[START OF DATASET ROWS]

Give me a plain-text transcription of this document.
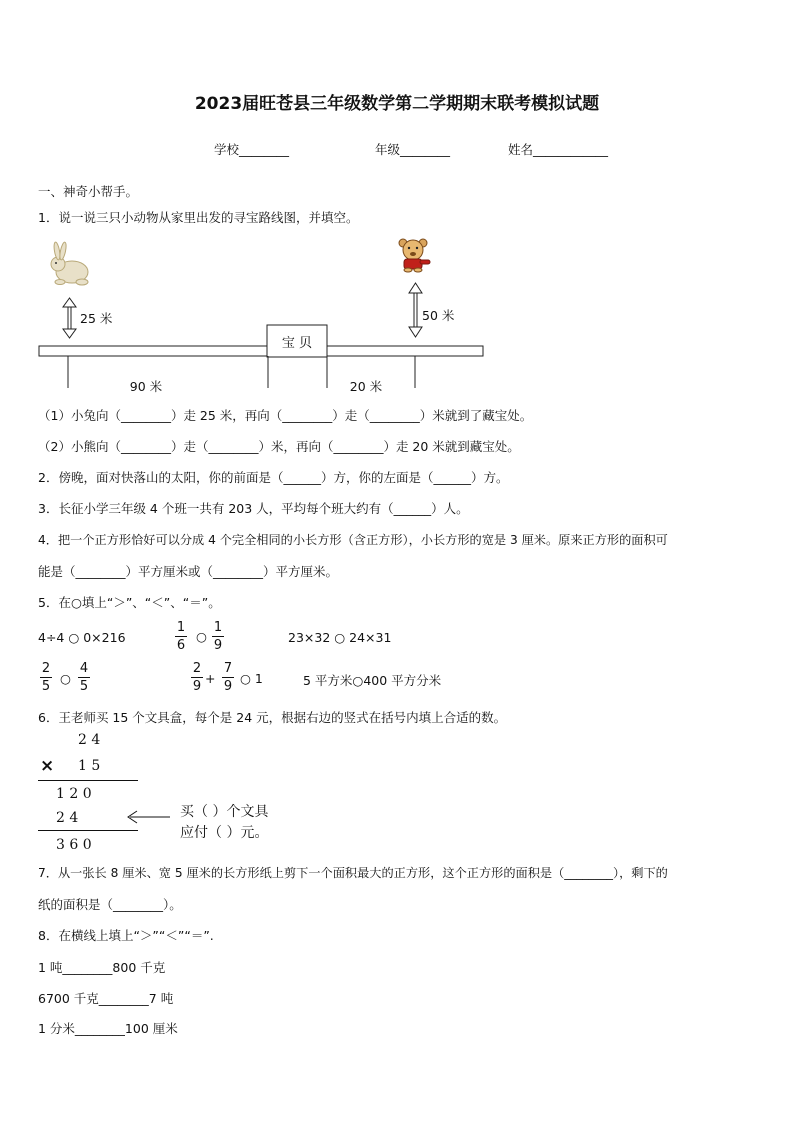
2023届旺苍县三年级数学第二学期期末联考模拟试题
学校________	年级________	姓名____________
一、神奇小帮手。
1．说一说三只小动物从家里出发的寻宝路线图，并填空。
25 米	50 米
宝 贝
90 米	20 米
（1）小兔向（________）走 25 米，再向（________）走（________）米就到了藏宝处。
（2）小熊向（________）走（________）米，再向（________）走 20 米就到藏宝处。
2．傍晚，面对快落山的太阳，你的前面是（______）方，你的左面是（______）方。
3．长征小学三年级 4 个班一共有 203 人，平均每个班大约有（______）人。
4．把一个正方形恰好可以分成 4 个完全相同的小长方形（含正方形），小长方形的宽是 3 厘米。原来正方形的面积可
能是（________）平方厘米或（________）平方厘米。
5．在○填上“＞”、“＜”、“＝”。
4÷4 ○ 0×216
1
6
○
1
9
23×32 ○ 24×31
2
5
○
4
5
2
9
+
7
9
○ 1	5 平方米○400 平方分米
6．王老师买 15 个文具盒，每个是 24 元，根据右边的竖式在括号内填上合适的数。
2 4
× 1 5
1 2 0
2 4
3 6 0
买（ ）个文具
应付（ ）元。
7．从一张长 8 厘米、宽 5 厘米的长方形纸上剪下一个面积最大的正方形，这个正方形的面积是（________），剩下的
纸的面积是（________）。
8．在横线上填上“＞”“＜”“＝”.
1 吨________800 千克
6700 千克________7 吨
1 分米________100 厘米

[END OF DATASET ROWS]
[START OF DATASET ROWS]

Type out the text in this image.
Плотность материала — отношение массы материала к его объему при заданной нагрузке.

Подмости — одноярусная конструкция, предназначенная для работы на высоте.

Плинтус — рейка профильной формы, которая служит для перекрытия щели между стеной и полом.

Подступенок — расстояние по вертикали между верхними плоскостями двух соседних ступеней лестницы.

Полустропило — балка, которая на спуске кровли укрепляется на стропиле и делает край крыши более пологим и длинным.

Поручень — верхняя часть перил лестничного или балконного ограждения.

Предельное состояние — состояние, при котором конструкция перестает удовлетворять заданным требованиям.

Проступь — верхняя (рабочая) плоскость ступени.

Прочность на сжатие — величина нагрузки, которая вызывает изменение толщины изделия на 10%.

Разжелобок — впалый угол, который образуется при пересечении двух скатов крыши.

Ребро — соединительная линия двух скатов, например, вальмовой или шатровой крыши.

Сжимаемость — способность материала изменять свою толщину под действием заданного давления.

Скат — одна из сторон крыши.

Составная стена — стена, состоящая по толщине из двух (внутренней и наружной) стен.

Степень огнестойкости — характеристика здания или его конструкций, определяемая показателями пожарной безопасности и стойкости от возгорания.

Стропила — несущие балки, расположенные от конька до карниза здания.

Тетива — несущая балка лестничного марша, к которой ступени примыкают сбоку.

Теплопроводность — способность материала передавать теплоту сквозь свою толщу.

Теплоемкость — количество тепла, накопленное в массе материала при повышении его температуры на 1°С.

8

[END OF DATASET ROWS]

→ WHAT YOU SHOULD DO
Copy each line of the records containing the string "свою".

→ THE SOLUTION
Сжимаемость — способность материала изменять свою толщину под действием заданного давления.
Теплопроводность — способность материала передавать теплоту сквозь свою толщу.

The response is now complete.